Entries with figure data
+--
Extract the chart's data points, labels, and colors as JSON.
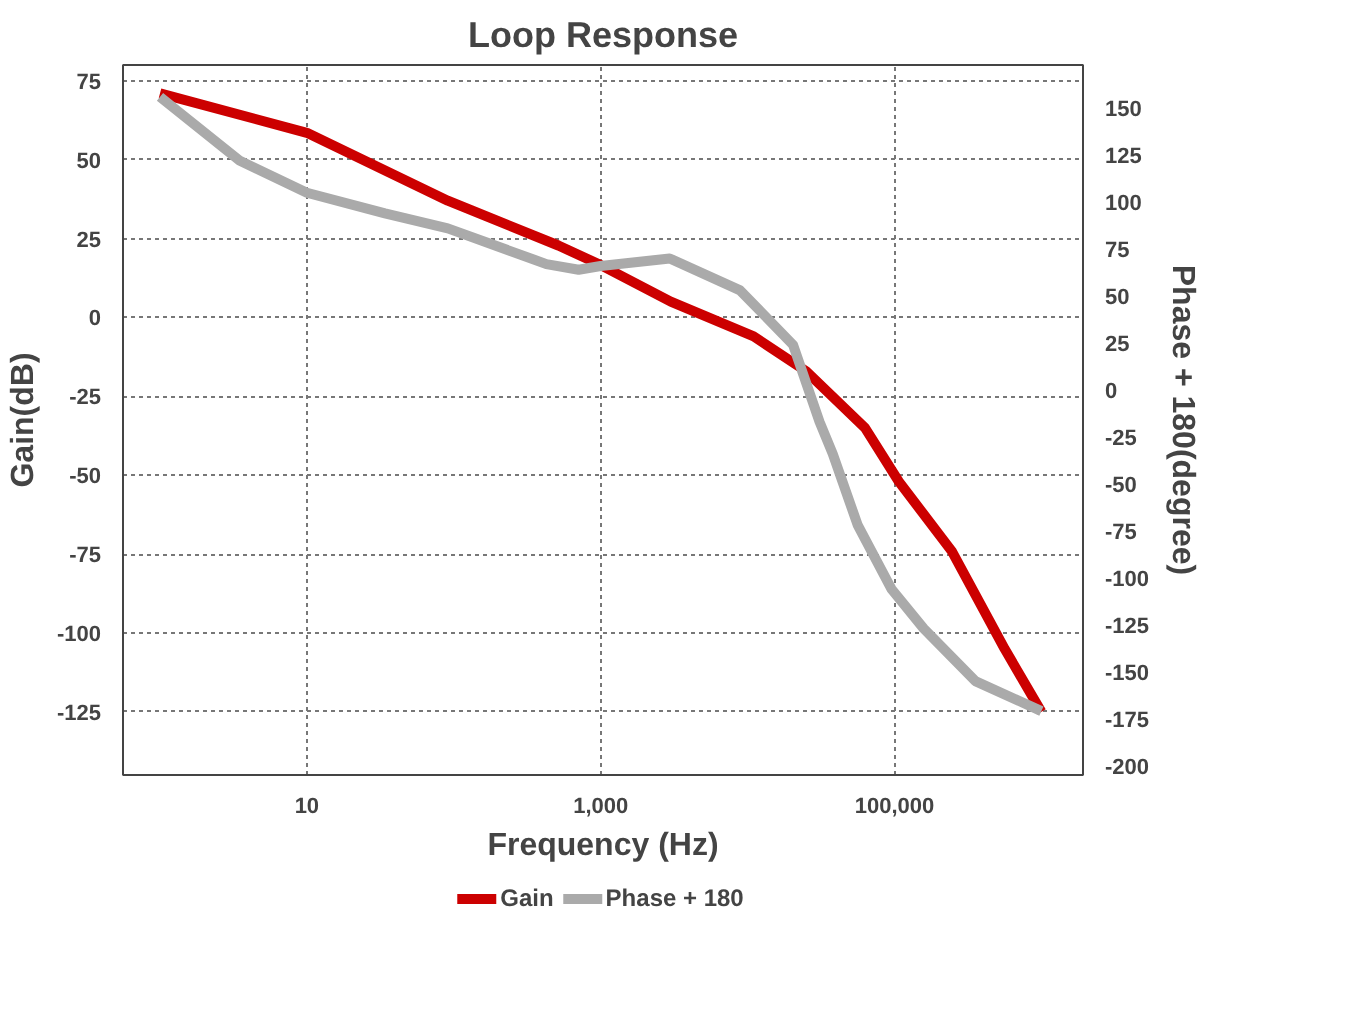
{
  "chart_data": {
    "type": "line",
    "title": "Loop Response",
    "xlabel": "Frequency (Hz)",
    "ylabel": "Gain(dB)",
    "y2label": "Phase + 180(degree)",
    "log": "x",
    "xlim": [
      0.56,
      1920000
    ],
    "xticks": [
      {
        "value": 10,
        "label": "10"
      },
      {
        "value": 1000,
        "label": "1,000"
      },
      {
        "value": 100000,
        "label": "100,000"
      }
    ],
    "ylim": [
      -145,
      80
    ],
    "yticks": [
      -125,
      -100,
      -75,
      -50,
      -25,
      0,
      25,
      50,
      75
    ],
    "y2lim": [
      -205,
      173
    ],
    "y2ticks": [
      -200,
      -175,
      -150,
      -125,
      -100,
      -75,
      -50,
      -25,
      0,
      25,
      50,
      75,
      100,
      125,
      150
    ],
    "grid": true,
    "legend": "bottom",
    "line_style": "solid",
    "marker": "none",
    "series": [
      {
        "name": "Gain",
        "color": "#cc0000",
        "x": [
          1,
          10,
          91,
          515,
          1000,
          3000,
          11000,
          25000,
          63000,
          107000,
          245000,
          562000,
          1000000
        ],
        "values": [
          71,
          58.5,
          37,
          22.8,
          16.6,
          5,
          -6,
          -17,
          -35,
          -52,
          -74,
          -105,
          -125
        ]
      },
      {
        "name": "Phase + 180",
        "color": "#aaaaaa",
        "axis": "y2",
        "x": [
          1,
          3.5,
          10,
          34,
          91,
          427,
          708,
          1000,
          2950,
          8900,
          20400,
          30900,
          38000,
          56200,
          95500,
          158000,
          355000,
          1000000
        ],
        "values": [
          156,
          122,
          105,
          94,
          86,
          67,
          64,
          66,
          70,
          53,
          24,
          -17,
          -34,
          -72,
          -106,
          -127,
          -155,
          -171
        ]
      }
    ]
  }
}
+--
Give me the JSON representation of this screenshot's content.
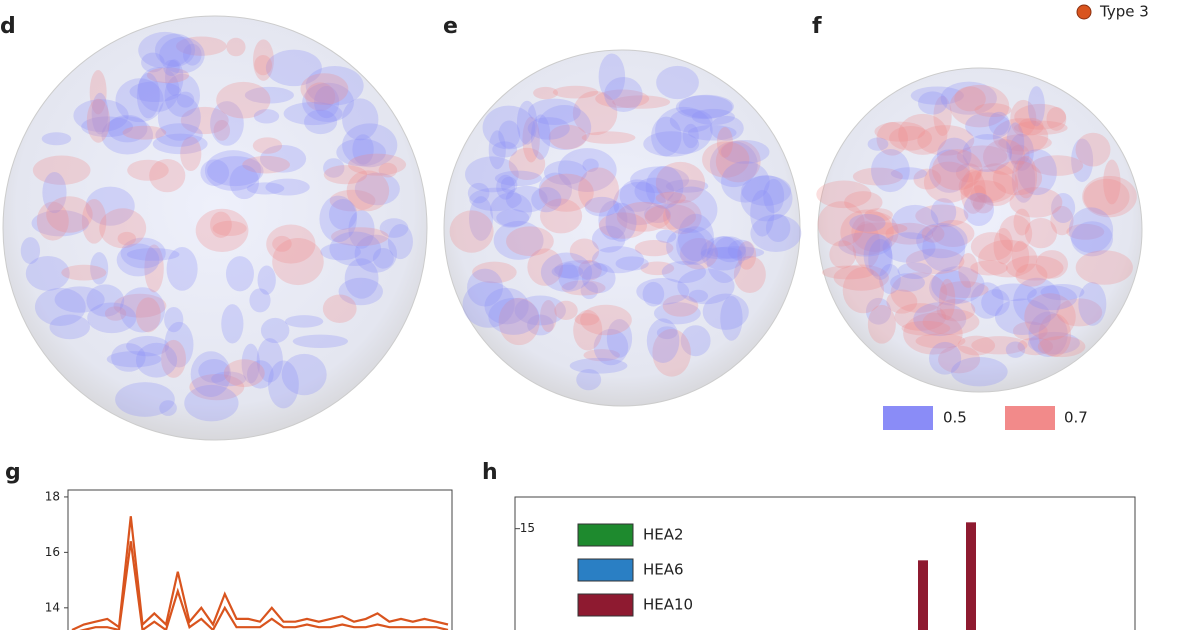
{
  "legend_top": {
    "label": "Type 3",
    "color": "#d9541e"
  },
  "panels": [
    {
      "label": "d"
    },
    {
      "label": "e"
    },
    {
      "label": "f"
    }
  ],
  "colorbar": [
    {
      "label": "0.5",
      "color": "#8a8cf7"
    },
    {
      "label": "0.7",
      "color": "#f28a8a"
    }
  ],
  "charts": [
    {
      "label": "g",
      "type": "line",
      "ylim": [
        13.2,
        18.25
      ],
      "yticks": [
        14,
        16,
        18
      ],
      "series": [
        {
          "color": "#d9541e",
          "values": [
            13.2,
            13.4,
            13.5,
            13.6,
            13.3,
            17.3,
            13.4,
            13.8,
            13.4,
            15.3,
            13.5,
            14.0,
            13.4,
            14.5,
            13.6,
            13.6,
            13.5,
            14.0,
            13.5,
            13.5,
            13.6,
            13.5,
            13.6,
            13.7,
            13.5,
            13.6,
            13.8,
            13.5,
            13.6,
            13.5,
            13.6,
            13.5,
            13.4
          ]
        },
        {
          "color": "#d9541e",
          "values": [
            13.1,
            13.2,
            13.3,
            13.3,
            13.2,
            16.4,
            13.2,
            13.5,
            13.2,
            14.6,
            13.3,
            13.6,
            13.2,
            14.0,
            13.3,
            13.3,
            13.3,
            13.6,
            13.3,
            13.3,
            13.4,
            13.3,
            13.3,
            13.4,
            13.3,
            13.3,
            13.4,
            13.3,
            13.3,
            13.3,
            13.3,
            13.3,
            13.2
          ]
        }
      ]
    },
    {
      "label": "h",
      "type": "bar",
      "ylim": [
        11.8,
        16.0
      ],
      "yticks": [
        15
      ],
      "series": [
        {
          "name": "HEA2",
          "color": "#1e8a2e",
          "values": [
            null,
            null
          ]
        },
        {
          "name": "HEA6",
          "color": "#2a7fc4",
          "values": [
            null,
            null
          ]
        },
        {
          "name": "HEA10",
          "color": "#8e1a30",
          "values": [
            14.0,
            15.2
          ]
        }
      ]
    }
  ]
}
+--
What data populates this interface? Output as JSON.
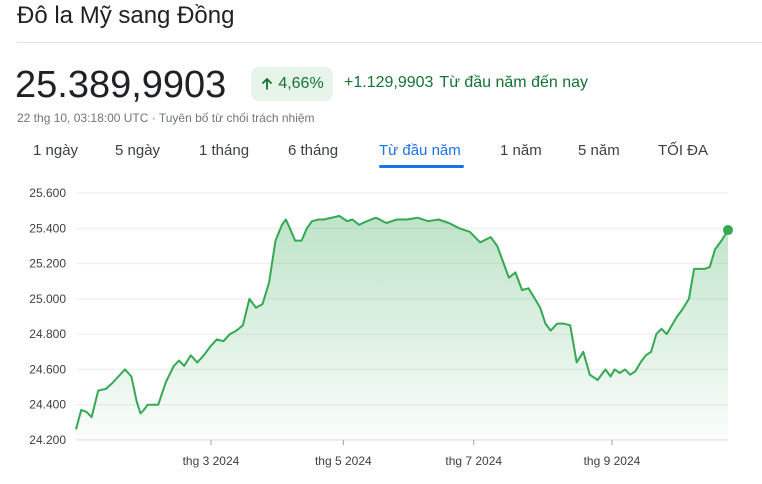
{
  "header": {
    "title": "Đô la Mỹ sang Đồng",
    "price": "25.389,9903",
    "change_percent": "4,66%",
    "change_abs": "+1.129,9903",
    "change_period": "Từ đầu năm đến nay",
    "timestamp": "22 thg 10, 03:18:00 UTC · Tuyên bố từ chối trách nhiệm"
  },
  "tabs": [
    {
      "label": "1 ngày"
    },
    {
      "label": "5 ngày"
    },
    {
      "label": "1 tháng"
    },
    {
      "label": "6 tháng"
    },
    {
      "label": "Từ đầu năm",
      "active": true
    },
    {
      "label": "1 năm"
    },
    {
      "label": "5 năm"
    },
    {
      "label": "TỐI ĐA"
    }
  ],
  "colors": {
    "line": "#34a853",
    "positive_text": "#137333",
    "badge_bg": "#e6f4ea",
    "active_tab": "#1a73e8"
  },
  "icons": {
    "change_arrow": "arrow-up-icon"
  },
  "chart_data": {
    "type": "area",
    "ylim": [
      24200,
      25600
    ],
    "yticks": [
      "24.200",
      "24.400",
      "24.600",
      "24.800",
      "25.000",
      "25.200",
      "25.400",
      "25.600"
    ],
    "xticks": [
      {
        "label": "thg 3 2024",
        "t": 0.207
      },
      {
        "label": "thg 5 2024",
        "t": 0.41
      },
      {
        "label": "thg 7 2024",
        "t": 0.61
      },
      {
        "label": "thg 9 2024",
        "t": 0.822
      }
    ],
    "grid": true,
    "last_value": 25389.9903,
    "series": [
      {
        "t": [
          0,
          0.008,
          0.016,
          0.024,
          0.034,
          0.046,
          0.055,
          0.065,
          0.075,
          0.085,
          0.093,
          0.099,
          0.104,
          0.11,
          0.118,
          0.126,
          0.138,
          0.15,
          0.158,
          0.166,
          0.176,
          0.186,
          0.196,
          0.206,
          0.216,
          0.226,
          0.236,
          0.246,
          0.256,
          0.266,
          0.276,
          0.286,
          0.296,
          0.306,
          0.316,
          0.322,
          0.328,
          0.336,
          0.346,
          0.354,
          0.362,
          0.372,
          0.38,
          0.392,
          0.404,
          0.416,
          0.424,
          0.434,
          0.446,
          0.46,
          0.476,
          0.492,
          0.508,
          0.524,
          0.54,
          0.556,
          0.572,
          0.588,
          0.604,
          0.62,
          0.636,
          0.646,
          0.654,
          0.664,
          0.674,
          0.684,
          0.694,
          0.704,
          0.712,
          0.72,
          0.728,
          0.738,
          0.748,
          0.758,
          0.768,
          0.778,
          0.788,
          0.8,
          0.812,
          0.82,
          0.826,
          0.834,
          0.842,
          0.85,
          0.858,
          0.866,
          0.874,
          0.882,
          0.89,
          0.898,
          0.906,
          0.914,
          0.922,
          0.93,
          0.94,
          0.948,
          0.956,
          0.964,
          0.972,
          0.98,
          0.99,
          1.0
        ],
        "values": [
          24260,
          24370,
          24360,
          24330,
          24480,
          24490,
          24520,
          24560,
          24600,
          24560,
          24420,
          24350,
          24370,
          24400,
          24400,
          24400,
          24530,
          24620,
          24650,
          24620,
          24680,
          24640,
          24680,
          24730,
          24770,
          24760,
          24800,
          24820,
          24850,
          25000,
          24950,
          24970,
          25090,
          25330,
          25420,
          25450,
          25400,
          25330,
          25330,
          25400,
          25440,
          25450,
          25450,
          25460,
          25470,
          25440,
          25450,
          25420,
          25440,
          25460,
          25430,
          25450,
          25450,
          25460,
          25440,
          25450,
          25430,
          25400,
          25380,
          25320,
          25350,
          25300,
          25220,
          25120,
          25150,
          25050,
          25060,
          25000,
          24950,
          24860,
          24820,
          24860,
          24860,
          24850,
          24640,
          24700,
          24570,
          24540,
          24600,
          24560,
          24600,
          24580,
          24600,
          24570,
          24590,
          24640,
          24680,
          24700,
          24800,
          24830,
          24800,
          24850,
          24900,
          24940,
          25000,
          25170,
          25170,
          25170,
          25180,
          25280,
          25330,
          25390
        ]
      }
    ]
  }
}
+--
__TASK PROMPT__. Pull out all lines containing the word "colors" from the entries above.

__EXERCISE RESULT__.
Extract the chart's data points, labels, and colors as JSON.
  "colors": {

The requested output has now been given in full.